- [Exercise description] Copy each line below in which the word "Swell" occurs.

- [Supplied records]
******
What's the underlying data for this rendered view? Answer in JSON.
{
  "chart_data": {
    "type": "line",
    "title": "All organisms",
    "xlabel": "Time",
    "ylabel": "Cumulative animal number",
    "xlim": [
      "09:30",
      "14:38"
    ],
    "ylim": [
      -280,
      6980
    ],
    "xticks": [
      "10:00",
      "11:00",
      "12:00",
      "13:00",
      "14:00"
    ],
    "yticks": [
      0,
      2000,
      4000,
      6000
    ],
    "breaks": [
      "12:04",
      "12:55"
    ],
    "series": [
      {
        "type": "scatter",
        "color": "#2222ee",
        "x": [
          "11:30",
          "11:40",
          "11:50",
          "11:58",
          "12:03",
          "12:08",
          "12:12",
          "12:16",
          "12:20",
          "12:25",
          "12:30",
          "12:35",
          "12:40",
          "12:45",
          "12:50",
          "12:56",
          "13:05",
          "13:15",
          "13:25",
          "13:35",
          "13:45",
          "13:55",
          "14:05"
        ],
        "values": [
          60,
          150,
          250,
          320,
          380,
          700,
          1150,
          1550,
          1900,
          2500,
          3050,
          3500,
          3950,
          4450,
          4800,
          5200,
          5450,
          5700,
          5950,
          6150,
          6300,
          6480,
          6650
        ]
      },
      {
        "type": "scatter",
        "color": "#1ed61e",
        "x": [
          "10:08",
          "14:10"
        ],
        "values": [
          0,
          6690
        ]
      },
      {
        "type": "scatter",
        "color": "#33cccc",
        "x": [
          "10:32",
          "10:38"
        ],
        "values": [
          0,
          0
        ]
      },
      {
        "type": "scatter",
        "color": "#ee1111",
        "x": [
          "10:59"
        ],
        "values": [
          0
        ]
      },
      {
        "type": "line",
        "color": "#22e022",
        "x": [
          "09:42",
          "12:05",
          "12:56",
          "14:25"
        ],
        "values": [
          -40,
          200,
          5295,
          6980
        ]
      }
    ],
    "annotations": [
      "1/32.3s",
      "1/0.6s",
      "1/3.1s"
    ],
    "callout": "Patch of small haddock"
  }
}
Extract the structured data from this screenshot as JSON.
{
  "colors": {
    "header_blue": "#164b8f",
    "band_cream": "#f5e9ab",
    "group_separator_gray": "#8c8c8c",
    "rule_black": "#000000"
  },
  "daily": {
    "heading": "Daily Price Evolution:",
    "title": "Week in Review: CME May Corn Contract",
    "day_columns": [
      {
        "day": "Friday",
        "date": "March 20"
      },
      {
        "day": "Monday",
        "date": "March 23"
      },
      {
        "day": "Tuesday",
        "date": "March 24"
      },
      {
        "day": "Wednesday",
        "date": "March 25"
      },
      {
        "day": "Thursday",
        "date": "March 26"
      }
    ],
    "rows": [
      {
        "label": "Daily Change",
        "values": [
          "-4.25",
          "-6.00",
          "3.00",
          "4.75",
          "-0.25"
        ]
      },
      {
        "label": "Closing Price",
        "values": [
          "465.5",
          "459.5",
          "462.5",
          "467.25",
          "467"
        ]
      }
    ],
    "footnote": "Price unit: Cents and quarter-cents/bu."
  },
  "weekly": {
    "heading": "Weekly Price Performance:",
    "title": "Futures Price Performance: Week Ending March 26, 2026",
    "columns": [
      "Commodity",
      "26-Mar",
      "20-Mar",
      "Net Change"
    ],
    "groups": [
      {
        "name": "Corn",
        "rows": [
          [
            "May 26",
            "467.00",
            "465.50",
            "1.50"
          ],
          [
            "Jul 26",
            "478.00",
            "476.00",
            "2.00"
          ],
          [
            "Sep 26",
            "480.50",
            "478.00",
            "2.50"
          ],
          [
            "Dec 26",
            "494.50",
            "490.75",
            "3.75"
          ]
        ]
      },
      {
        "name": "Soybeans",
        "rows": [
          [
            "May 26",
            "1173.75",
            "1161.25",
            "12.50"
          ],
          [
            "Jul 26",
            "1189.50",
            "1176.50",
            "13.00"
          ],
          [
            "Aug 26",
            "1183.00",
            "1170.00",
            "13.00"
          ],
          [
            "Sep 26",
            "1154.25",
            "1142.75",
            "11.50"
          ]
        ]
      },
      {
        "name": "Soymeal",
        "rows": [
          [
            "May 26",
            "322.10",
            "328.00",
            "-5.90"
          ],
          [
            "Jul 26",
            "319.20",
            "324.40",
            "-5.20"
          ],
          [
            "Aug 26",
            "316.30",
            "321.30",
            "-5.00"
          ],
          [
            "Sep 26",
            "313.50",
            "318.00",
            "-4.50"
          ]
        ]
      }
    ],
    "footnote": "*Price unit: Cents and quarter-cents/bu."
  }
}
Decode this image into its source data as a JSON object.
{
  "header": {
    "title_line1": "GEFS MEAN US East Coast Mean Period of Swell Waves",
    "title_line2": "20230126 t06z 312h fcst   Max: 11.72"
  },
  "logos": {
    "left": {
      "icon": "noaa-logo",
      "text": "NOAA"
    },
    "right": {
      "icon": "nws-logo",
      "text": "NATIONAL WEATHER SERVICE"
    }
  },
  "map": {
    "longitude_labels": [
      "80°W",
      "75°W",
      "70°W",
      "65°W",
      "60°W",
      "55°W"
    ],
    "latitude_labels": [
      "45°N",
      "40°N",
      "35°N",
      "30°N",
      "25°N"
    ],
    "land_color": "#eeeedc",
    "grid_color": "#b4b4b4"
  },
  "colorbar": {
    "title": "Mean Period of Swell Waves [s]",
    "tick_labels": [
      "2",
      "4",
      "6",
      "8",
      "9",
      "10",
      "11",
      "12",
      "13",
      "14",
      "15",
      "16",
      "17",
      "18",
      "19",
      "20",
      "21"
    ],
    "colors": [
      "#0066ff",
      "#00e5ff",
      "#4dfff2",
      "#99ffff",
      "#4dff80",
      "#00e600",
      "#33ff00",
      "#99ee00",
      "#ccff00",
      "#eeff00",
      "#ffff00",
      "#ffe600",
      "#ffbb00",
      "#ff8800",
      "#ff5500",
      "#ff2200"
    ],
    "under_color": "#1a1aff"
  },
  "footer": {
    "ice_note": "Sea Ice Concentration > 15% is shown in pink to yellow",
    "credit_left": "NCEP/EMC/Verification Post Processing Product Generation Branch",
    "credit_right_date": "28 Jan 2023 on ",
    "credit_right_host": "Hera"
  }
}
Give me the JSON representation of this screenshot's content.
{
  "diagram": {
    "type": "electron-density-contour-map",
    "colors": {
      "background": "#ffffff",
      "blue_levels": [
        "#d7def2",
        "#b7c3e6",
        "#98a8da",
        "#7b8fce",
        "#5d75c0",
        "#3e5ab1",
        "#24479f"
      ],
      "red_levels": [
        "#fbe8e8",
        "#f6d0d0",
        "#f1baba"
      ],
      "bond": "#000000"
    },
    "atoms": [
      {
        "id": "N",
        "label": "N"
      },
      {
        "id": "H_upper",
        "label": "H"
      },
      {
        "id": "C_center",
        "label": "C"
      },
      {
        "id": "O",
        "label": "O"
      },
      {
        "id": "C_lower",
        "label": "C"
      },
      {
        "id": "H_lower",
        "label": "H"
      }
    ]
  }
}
******
- [Result for this task]
    "title_line1": "GEFS MEAN US East Coast Mean Period of Swell Waves",
    "title": "Mean Period of Swell Waves [s]",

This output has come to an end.